───── Data lines ─────
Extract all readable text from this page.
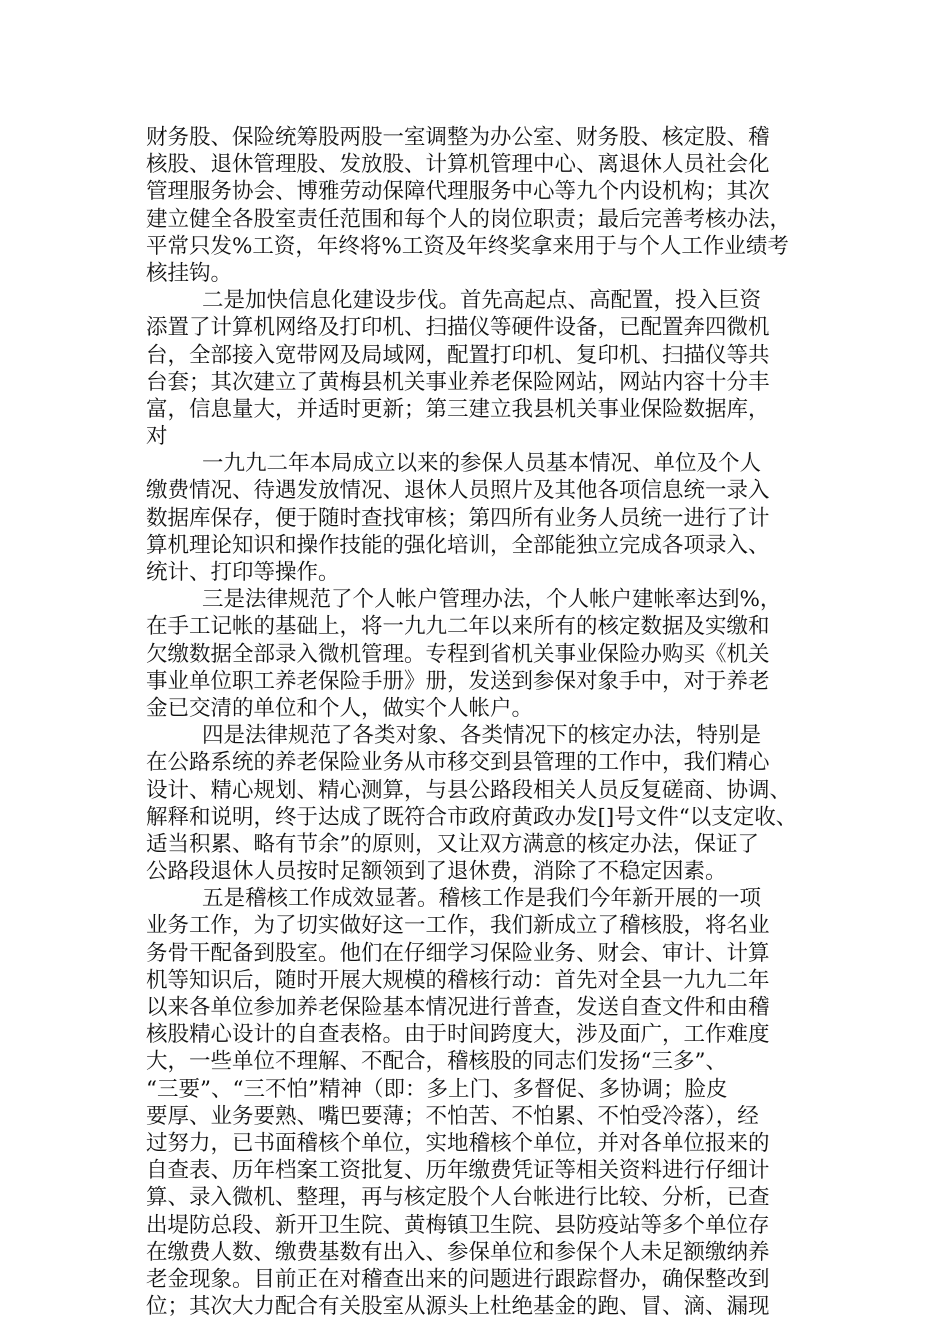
财务股、保险统筹股两股一室调整为办公室、财务股、核定股、稽
核股、退休管理股、发放股、计算机管理中心、离退休人员社会化
管理服务协会、博雅劳动保障代理服务中心等九个内设机构；其次
建立健全各股室责任范围和每个人的岗位职责；最后完善考核办法，
平常只发%工资，年终将%工资及年终奖拿来用于与个人工作业绩考
核挂钩。
二是加快信息化建设步伐。首先高起点、高配置，投入巨资
添置了计算机网络及打印机、扫描仪等硬件设备，已配置奔四微机
台，全部接入宽带网及局域网，配置打印机、复印机、扫描仪等共
台套；其次建立了黄梅县机关事业养老保险网站，网站内容十分丰
富，信息量大，并适时更新；第三建立我县机关事业保险数据库，
对
一九九二年本局成立以来的参保人员基本情况、单位及个人
缴费情况、待遇发放情况、退休人员照片及其他各项信息统一录入
数据库保存，便于随时查找审核；第四所有业务人员统一进行了计
算机理论知识和操作技能的强化培训，全部能独立完成各项录入、
统计、打印等操作。
三是法律规范了个人帐户管理办法，个人帐户建帐率达到%，
在手工记帐的基础上，将一九九二年以来所有的核定数据及实缴和
欠缴数据全部录入微机管理。专程到省机关事业保险办购买《机关
事业单位职工养老保险手册》册，发送到参保对象手中，对于养老
金已交清的单位和个人，做实个人帐户。
四是法律规范了各类对象、各类情况下的核定办法，特别是
在公路系统的养老保险业务从市移交到县管理的工作中，我们精心
设计、精心规划、精心测算，与县公路段相关人员反复磋商、协调、
解释和说明，终于达成了既符合市政府黄政办发[]号文件“以支定收、
适当积累、略有节余”的原则，又让双方满意的核定办法，保证了
公路段退休人员按时足额领到了退休费，消除了不稳定因素。
五是稽核工作成效显著。稽核工作是我们今年新开展的一项
业务工作，为了切实做好这一工作，我们新成立了稽核股，将名业
务骨干配备到股室。他们在仔细学习保险业务、财会、审计、计算
机等知识后，随时开展大规模的稽核行动：首先对全县一九九二年
以来各单位参加养老保险基本情况进行普查，发送自查文件和由稽
核股精心设计的自查表格。由于时间跨度大，涉及面广，工作难度
大，一些单位不理解、不配合，稽核股的同志们发扬“三多”、
“三要”、“三不怕”精神（即：多上门、多督促、多协调；脸皮
要厚、业务要熟、嘴巴要薄；不怕苦、不怕累、不怕受冷落），经
过努力，已书面稽核个单位，实地稽核个单位，并对各单位报来的
自查表、历年档案工资批复、历年缴费凭证等相关资料进行仔细计
算、录入微机、整理，再与核定股个人台帐进行比较、分析，已查
出堤防总段、新开卫生院、黄梅镇卫生院、县防疫站等多个单位存
在缴费人数、缴费基数有出入、参保单位和参保个人未足额缴纳养
老金现象。目前正在对稽查出来的问题进行跟踪督办，确保整改到
位；其次大力配合有关股室从源头上杜绝基金的跑、冒、滴、漏现
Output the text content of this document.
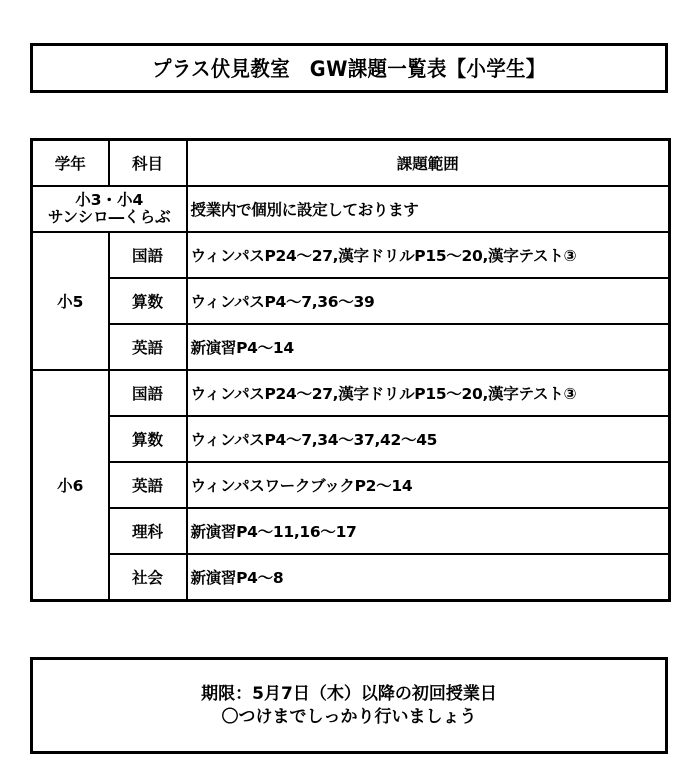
プラス伏見教室　GW課題一覧表【小学生】
学年	科目	課題範囲

小3・小4
サンシロ―くらぶ		授業内で個別に設定しております
小5	国語	ウィンパスP24～27,漢字ドリルP15～20,漢字テスト③
	算数	ウィンパスP4～7,36～39
	英語	新演習P4～14
小6	国語	ウィンパスP24～27,漢字ドリルP15～20,漢字テスト③
	算数	ウィンパスP4～7,34～37,42～45
	英語	ウィンパスワークブックP2～14
	理科	新演習P4～11,16～17
	社会	新演習P4～8
期限：5月7日（木）以降の初回授業日
〇つけまでしっかり行いましょう
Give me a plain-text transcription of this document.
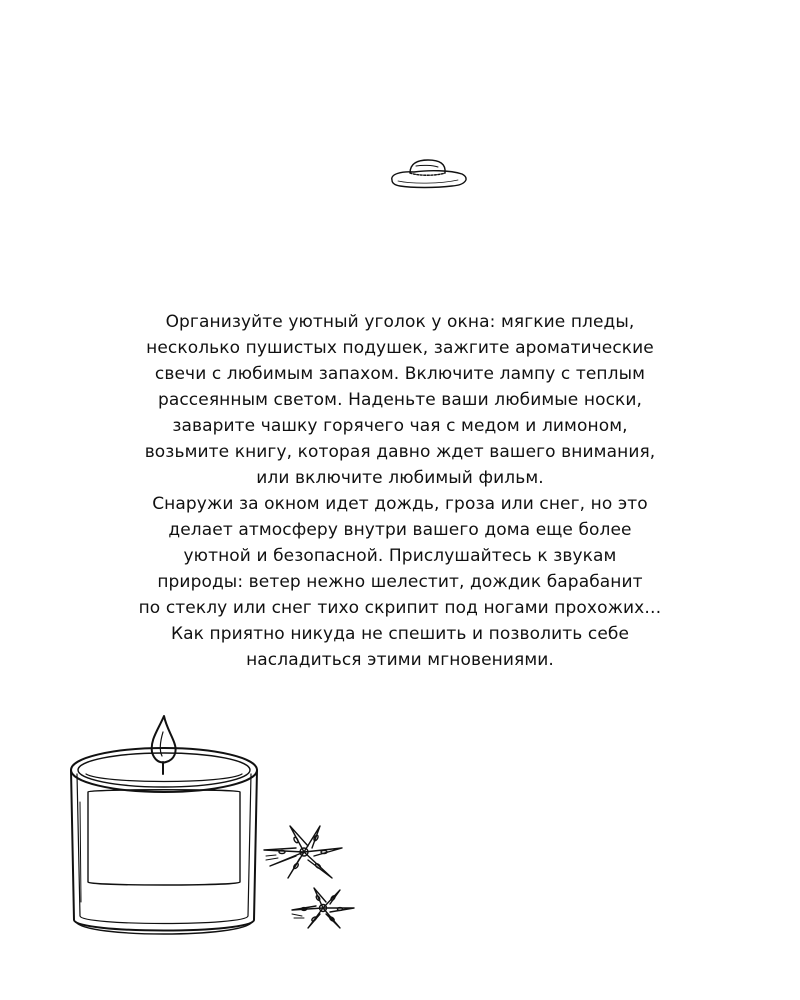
Организуйте уютный уголок у окна: мягкие пледы,
несколько пушистых подушек, зажгите ароматические
свечи с любимым запахом. Включите лампу с теплым
рассеянным светом. Наденьте ваши любимые носки,
заварите чашку горячего чая с медом и лимоном,
возьмите книгу, которая давно ждет вашего внимания,
или включите любимый фильм.

Снаружи за окном идет дождь, гроза или снег, но это
делает атмосферу внутри вашего дома еще более
уютной и безопасной. Прислушайтесь к звукам
природы: ветер нежно шелестит, дождик барабанит
по стеклу или снег тихо скрипит под ногами прохожих…
Как приятно никуда не спешить и позволить себе
насладиться этими мгновениями.
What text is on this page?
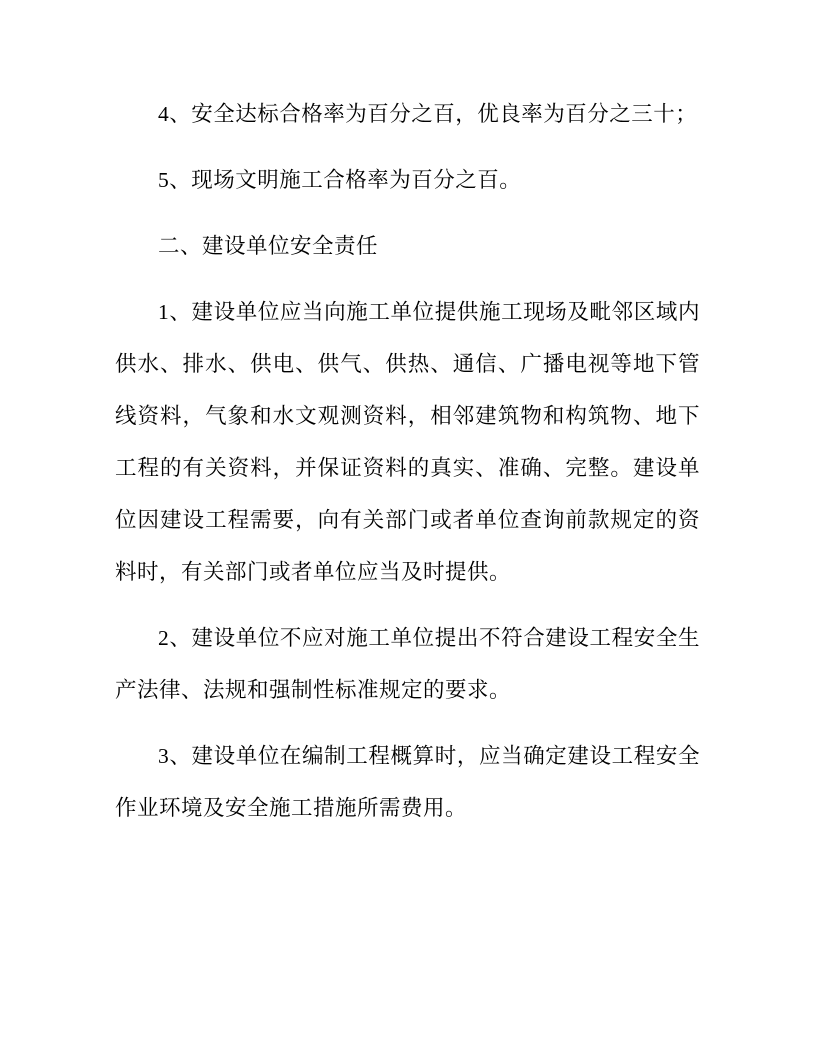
4、安全达标合格率为百分之百，优良率为百分之三十；

5、现场文明施工合格率为百分之百。

二、建设单位安全责任

1、建设单位应当向施工单位提供施工现场及毗邻区域内供水、排水、供电、供气、供热、通信、广播电视等地下管线资料，气象和水文观测资料，相邻建筑物和构筑物、地下工程的有关资料，并保证资料的真实、准确、完整。建设单位因建设工程需要，向有关部门或者单位查询前款规定的资料时，有关部门或者单位应当及时提供。

2、建设单位不应对施工单位提出不符合建设工程安全生产法律、法规和强制性标准规定的要求。

3、建设单位在编制工程概算时，应当确定建设工程安全作业环境及安全施工措施所需费用。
─────
» Exercise
Repeat the data exactly in full, omitting its pictures.

» Output of the task
Extract all readable text from this page.
财务股、保险统筹股两股一室调整为办公室、财务股、核定股、稽
核股、退休管理股、发放股、计算机管理中心、离退休人员社会化
管理服务协会、博雅劳动保障代理服务中心等九个内设机构；其次
建立健全各股室责任范围和每个人的岗位职责；最后完善考核办法，
平常只发%工资，年终将%工资及年终奖拿来用于与个人工作业绩考
核挂钩。
二是加快信息化建设步伐。首先高起点、高配置，投入巨资
添置了计算机网络及打印机、扫描仪等硬件设备，已配置奔四微机
台，全部接入宽带网及局域网，配置打印机、复印机、扫描仪等共
台套；其次建立了黄梅县机关事业养老保险网站，网站内容十分丰
富，信息量大，并适时更新；第三建立我县机关事业保险数据库，
对
一九九二年本局成立以来的参保人员基本情况、单位及个人
缴费情况、待遇发放情况、退休人员照片及其他各项信息统一录入
数据库保存，便于随时查找审核；第四所有业务人员统一进行了计
算机理论知识和操作技能的强化培训，全部能独立完成各项录入、
统计、打印等操作。
三是法律规范了个人帐户管理办法，个人帐户建帐率达到%，
在手工记帐的基础上，将一九九二年以来所有的核定数据及实缴和
欠缴数据全部录入微机管理。专程到省机关事业保险办购买《机关
事业单位职工养老保险手册》册，发送到参保对象手中，对于养老
金已交清的单位和个人，做实个人帐户。
四是法律规范了各类对象、各类情况下的核定办法，特别是
在公路系统的养老保险业务从市移交到县管理的工作中，我们精心
设计、精心规划、精心测算，与县公路段相关人员反复磋商、协调、
解释和说明，终于达成了既符合市政府黄政办发[]号文件“以支定收、
适当积累、略有节余”的原则，又让双方满意的核定办法，保证了
公路段退休人员按时足额领到了退休费，消除了不稳定因素。
五是稽核工作成效显著。稽核工作是我们今年新开展的一项
业务工作，为了切实做好这一工作，我们新成立了稽核股，将名业
务骨干配备到股室。他们在仔细学习保险业务、财会、审计、计算
机等知识后，随时开展大规模的稽核行动：首先对全县一九九二年
以来各单位参加养老保险基本情况进行普查，发送自查文件和由稽
核股精心设计的自查表格。由于时间跨度大，涉及面广，工作难度
大，一些单位不理解、不配合，稽核股的同志们发扬“三多”、
“三要”、“三不怕”精神（即：多上门、多督促、多协调；脸皮
要厚、业务要熟、嘴巴要薄；不怕苦、不怕累、不怕受冷落），经
过努力，已书面稽核个单位，实地稽核个单位，并对各单位报来的
自查表、历年档案工资批复、历年缴费凭证等相关资料进行仔细计
算、录入微机、整理，再与核定股个人台帐进行比较、分析，已查
出堤防总段、新开卫生院、黄梅镇卫生院、县防疫站等多个单位存
在缴费人数、缴费基数有出入、参保单位和参保个人未足额缴纳养
老金现象。目前正在对稽查出来的问题进行跟踪督办，确保整改到
位；其次大力配合有关股室从源头上杜绝基金的跑、冒、滴、漏现
Output the text content of this document.
プラス伏見教室　GW課題一覧表【小学生】
学年	科目	課題範囲

小3・小4
サンシロ―くらぶ		授業内で個別に設定しております
小5	国語	ウィンパスP24～27,漢字ドリルP15～20,漢字テスト③
	算数	ウィンパスP4～7,36～39
	英語	新演習P4～14
小6	国語	ウィンパスP24～27,漢字ドリルP15～20,漢字テスト③
	算数	ウィンパスP4～7,34～37,42～45
	英語	ウィンパスワークブックP2～14
	理科	新演習P4～11,16～17
	社会	新演習P4～8
期限：5月7日（木）以降の初回授業日
〇つけまでしっかり行いましょう
Give me a plain-text transcription of this document.
Организуйте уютный уголок у окна: мягкие пледы,
несколько пушистых подушек, зажгите ароматические
свечи с любимым запахом. Включите лампу с теплым
рассеянным светом. Наденьте ваши любимые носки,
заварите чашку горячего чая с медом и лимоном,
возьмите книгу, которая давно ждет вашего внимания,
или включите любимый фильм.

Снаружи за окном идет дождь, гроза или снег, но это
делает атмосферу внутри вашего дома еще более
уютной и безопасной. Прислушайтесь к звукам
природы: ветер нежно шелестит, дождик барабанит
по стеклу или снег тихо скрипит под ногами прохожих…
Как приятно никуда не спешить и позволить себе
насладиться этими мгновениями.
What text is on this page?
4、安全达标合格率为百分之百，优良率为百分之三十；

5、现场文明施工合格率为百分之百。

二、建设单位安全责任

1、建设单位应当向施工单位提供施工现场及毗邻区域内供水、排水、供电、供气、供热、通信、广播电视等地下管线资料，气象和水文观测资料，相邻建筑物和构筑物、地下工程的有关资料，并保证资料的真实、准确、完整。建设单位因建设工程需要，向有关部门或者单位查询前款规定的资料时，有关部门或者单位应当及时提供。

2、建设单位不应对施工单位提出不符合建设工程安全生产法律、法规和强制性标准规定的要求。

3、建设单位在编制工程概算时，应当确定建设工程安全作业环境及安全施工措施所需费用。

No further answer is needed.